JOB:
Gather all lines in the data that hold the string "dramatik".

--- start ---

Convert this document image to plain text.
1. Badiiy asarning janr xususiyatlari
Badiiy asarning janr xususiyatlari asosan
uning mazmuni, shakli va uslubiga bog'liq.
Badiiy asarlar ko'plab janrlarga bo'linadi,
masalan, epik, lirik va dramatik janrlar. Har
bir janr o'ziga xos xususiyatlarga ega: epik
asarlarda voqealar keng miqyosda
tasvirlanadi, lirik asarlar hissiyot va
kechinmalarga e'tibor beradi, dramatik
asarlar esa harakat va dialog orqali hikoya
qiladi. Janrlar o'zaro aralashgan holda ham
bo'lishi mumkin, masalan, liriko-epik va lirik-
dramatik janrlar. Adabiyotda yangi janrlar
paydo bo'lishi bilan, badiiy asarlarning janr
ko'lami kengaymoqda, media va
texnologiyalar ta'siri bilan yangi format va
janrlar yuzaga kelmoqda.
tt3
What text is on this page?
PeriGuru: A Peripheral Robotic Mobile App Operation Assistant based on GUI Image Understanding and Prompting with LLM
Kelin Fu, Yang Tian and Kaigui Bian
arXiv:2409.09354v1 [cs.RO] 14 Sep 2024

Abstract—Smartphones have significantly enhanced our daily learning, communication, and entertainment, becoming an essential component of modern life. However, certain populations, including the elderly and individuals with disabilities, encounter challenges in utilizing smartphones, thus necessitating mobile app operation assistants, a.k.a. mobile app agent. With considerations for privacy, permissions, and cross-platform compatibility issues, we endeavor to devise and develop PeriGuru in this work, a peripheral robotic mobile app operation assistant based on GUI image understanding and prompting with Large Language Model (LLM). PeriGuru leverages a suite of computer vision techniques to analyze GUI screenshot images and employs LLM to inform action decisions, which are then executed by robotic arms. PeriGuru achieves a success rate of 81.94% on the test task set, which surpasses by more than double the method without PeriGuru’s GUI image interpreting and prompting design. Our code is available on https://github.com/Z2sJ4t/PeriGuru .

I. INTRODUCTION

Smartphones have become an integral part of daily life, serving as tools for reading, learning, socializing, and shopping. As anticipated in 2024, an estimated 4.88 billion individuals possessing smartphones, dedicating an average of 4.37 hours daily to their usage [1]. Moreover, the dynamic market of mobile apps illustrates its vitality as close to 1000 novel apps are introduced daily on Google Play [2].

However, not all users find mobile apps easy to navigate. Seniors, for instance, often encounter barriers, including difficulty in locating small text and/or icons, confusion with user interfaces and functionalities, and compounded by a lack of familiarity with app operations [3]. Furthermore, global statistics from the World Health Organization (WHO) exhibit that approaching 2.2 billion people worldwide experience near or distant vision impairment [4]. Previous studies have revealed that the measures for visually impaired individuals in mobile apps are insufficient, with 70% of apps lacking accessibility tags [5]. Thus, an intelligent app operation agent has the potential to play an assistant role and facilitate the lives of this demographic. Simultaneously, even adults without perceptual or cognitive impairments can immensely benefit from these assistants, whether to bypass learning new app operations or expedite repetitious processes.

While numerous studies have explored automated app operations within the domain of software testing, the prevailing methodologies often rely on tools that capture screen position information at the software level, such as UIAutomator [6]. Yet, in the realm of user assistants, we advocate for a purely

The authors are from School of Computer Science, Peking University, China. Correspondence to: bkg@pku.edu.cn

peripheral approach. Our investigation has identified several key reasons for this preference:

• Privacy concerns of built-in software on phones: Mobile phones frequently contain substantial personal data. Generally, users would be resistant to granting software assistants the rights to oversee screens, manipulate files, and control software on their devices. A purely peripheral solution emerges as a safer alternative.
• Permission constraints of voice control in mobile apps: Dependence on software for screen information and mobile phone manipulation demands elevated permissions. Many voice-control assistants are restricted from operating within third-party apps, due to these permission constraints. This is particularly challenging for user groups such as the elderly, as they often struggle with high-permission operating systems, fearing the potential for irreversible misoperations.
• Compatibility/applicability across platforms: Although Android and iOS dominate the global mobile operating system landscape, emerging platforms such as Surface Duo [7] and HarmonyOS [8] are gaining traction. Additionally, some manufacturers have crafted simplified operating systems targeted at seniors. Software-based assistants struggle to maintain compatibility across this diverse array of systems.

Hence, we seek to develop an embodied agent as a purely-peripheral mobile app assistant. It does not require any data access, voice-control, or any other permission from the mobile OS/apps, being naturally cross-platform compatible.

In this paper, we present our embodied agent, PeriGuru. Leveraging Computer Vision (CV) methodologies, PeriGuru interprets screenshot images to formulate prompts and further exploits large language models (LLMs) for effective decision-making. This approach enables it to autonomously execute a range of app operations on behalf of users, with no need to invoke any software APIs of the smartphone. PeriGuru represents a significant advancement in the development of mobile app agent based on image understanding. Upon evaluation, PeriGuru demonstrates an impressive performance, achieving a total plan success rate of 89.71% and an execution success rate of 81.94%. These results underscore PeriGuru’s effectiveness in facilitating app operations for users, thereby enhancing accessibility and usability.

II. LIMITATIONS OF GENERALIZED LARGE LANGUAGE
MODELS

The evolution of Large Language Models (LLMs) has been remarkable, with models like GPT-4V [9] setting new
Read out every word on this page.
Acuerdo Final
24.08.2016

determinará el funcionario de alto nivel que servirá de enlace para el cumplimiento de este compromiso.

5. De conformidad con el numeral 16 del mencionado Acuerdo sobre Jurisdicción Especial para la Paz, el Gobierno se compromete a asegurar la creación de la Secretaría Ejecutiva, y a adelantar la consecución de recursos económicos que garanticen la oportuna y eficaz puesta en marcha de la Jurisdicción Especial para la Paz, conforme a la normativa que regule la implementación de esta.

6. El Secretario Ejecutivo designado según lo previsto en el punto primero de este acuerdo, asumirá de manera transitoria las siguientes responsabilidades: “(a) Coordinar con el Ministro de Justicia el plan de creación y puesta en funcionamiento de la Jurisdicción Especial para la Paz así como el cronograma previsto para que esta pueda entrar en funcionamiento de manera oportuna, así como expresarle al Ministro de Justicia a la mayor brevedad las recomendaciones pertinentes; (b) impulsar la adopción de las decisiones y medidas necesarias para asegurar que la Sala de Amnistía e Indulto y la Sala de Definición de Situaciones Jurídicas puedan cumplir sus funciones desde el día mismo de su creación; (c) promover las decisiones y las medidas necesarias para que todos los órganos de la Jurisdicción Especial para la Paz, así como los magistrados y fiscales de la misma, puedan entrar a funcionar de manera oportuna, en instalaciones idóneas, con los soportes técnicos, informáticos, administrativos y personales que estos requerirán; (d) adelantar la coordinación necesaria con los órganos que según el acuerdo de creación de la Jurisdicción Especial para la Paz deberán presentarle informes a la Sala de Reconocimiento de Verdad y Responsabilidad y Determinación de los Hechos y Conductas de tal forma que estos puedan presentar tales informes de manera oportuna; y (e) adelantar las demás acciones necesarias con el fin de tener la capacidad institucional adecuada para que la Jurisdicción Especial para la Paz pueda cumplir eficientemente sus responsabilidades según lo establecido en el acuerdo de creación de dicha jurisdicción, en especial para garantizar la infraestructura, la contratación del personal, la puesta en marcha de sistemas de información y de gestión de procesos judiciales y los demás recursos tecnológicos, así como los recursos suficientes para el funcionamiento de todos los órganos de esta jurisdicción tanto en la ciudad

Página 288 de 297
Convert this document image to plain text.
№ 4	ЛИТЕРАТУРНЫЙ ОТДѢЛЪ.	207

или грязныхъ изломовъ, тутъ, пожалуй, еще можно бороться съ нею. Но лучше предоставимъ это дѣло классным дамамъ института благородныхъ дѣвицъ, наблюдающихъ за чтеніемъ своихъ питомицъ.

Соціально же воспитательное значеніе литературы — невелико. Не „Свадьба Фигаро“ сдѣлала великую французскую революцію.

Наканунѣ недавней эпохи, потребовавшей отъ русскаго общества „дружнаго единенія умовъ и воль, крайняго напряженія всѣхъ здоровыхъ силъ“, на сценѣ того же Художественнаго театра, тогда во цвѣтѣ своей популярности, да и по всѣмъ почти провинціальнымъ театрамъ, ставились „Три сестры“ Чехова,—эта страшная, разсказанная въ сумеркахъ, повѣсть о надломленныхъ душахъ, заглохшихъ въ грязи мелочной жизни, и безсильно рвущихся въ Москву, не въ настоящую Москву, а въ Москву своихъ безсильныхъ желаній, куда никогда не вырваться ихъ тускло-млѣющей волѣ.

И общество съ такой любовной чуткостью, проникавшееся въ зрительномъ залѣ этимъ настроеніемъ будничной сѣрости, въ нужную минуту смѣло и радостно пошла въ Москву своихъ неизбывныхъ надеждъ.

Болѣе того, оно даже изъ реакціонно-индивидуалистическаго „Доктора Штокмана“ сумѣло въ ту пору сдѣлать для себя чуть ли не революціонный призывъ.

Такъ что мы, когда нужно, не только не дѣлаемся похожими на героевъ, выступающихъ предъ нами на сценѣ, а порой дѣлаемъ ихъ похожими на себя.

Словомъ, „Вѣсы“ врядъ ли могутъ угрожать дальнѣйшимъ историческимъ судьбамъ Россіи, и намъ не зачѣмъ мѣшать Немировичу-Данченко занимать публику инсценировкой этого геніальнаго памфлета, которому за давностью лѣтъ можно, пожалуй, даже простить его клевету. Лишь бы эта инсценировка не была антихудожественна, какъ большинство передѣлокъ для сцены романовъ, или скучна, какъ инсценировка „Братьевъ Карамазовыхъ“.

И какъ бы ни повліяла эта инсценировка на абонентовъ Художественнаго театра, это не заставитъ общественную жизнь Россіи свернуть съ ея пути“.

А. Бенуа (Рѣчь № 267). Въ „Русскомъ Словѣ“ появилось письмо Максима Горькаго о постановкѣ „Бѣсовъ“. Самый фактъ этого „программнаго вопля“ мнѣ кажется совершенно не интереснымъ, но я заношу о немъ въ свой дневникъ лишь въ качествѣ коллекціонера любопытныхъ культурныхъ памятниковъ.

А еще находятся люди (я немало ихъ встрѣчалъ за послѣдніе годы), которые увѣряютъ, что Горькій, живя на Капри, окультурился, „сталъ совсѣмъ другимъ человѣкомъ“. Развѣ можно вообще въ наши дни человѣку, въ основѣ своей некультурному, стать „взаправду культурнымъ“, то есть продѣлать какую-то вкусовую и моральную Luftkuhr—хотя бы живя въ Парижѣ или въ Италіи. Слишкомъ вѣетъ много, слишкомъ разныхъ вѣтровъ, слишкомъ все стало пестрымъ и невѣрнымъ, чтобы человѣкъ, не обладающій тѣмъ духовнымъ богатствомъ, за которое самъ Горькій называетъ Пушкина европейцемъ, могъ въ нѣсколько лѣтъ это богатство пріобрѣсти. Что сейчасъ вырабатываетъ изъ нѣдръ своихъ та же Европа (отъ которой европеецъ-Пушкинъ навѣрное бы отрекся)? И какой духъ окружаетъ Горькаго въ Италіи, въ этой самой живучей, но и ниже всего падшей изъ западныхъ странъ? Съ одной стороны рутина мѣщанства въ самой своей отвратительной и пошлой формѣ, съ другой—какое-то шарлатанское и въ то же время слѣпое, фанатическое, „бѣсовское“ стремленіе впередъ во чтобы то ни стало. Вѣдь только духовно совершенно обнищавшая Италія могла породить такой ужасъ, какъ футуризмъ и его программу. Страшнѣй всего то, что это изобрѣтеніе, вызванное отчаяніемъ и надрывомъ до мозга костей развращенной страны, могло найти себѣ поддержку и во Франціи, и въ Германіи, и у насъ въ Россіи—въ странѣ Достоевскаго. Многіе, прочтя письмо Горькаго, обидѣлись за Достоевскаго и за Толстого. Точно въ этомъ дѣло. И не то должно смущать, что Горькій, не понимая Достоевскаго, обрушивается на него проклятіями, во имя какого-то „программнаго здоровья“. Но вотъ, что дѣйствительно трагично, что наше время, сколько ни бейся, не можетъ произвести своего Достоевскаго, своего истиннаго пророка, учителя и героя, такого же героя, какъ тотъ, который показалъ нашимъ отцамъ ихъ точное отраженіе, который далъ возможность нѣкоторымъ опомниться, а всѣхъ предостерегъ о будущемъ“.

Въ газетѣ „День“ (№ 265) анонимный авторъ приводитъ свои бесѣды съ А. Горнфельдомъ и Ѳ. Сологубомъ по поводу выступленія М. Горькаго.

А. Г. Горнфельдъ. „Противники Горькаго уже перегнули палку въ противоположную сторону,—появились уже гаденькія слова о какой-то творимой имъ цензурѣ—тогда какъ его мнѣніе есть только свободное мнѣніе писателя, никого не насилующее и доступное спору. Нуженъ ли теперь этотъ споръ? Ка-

--- end ---

TASK RESULT:
masalan, epik, lirik va dramatik janrlar. Har
kechinmalarga e'tibor beradi, dramatik
dramatik janrlar. Adabiyotda yangi janrlar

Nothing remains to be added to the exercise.